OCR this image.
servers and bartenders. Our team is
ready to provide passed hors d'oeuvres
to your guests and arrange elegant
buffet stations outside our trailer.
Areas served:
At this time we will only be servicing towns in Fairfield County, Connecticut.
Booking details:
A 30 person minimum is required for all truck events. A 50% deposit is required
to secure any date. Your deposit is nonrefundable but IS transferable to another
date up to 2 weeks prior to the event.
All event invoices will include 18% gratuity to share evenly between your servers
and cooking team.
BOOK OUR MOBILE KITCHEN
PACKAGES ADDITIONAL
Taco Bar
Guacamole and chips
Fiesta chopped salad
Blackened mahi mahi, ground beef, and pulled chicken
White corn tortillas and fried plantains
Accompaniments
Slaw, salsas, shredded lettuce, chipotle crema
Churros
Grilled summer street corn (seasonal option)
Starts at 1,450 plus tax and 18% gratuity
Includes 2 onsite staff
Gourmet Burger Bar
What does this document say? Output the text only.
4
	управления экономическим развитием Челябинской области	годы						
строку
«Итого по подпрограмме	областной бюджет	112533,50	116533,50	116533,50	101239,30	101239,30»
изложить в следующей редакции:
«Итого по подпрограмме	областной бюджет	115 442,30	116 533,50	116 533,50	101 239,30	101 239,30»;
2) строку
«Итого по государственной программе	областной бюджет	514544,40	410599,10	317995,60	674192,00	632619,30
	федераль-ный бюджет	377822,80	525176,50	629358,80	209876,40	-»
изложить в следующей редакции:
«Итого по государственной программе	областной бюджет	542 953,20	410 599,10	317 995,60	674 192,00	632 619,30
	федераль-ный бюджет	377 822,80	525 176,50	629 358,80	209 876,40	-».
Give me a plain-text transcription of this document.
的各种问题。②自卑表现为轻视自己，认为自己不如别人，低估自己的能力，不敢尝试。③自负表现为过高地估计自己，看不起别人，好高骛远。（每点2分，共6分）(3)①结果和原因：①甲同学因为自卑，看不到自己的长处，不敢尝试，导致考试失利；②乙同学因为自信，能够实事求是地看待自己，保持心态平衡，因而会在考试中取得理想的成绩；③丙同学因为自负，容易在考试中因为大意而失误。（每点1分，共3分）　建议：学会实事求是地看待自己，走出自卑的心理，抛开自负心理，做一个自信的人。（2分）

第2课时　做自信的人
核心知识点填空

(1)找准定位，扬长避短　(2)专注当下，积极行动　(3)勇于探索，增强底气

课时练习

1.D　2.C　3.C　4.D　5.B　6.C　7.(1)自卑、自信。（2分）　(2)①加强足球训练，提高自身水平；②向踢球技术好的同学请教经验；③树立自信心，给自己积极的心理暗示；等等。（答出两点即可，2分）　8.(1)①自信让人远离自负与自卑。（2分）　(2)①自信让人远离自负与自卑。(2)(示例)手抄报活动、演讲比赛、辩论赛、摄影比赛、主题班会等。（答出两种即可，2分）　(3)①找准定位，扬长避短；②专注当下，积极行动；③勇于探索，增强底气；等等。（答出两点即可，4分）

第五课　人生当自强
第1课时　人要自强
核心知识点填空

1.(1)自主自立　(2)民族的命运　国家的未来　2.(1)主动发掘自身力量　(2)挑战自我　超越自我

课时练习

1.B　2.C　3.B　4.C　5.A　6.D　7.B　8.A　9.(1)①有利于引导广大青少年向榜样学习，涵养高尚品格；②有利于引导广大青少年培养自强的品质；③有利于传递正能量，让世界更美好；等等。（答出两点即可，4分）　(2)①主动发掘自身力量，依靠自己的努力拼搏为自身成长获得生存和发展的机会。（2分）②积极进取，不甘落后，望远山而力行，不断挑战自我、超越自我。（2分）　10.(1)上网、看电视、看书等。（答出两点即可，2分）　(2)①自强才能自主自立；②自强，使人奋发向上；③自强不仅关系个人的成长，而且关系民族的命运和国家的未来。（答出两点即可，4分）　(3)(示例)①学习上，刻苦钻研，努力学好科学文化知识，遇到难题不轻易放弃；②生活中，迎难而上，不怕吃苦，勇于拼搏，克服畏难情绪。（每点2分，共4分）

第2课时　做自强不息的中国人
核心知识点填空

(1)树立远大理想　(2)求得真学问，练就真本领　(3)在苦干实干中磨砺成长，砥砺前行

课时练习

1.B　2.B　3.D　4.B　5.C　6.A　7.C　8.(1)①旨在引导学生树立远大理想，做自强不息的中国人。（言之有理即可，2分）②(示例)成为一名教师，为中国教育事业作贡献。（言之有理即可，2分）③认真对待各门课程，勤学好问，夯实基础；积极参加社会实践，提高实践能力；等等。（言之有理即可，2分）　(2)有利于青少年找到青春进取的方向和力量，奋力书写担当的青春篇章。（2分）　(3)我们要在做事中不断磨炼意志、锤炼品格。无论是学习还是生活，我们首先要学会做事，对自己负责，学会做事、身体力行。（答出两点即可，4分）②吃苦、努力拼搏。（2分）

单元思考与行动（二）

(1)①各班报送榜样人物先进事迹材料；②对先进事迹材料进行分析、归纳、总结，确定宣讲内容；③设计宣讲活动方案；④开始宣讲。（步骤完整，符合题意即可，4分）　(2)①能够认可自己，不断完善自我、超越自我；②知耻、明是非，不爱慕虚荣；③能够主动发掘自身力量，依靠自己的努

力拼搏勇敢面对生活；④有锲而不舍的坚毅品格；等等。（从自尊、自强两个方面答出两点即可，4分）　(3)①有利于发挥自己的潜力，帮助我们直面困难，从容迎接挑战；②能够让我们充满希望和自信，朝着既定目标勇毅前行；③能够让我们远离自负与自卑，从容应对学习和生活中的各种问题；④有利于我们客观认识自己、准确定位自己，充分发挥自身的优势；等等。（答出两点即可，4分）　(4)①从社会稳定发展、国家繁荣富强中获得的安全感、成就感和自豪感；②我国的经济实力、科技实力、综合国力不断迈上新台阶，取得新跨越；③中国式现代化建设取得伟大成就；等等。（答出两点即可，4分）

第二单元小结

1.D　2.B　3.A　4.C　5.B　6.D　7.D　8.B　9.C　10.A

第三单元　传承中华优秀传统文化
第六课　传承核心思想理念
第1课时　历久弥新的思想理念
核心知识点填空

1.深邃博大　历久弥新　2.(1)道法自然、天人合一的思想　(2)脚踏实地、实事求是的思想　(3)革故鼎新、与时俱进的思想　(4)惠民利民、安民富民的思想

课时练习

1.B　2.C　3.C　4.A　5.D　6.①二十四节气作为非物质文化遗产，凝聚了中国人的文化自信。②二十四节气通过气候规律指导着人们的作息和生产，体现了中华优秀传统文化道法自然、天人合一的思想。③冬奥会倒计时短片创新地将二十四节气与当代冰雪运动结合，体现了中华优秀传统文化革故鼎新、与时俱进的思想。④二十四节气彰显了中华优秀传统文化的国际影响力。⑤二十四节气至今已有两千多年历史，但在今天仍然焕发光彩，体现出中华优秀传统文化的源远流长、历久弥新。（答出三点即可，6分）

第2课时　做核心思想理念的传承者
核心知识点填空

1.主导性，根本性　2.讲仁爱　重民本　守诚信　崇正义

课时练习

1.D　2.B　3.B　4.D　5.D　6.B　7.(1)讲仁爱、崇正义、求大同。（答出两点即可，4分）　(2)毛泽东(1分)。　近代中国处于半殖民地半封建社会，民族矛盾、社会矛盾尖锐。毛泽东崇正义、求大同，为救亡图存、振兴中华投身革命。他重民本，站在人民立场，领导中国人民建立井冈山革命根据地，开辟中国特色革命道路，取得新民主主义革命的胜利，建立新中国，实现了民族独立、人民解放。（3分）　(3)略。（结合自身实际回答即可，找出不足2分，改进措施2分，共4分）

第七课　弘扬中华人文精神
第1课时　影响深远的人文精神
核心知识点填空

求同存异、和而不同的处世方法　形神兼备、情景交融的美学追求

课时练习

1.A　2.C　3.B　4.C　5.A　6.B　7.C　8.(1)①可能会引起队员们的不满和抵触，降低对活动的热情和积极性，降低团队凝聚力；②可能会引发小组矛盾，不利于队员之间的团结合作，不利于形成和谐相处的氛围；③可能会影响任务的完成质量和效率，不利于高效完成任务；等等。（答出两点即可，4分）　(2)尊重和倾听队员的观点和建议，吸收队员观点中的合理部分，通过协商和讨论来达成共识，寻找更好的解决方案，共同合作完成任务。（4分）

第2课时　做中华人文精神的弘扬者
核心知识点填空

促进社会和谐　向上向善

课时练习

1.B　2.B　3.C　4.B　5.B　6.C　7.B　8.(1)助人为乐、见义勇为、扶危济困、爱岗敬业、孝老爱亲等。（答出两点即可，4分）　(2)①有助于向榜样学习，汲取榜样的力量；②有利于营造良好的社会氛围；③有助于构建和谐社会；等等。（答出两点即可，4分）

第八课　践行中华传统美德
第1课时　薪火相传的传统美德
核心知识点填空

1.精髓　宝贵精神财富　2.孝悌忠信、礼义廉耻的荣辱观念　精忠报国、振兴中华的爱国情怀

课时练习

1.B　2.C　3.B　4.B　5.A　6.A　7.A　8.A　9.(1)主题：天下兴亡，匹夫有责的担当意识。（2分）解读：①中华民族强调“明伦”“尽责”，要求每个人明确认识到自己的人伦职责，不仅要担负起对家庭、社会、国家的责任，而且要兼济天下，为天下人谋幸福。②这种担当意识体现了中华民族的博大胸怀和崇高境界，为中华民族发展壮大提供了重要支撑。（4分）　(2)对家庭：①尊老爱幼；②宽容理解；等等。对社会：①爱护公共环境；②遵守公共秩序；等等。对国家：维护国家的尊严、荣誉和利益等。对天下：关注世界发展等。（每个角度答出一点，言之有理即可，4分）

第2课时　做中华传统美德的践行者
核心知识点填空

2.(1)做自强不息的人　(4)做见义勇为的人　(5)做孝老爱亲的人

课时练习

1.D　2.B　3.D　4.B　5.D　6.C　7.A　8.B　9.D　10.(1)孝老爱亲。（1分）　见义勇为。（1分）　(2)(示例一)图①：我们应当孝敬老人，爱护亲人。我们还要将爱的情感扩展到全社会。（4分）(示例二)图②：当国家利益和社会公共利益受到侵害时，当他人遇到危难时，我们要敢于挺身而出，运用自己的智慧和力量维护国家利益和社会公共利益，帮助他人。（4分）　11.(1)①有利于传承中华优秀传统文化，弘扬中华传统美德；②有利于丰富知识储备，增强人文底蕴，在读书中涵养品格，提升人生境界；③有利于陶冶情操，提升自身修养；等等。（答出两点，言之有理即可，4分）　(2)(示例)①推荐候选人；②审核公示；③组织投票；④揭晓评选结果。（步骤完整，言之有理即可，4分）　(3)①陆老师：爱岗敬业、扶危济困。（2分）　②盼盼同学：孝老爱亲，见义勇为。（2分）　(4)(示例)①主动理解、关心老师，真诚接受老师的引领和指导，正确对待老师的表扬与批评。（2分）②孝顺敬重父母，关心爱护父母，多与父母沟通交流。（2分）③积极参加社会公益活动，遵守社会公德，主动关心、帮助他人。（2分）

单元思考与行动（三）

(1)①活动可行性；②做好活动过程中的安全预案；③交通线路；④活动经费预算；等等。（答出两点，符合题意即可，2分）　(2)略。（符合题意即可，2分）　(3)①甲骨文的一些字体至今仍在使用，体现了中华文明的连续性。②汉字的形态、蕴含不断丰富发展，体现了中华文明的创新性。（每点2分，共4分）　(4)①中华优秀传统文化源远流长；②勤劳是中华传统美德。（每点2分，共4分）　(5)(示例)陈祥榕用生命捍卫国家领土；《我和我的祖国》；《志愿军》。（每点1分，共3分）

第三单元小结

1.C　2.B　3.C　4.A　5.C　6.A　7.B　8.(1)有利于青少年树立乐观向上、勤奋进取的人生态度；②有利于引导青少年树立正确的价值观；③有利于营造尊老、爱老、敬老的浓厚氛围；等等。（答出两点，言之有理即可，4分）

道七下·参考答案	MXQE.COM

(Problem description): Of the lines in the data, how many hold the string "will"? State the number, nothing else.

(Solution below): 2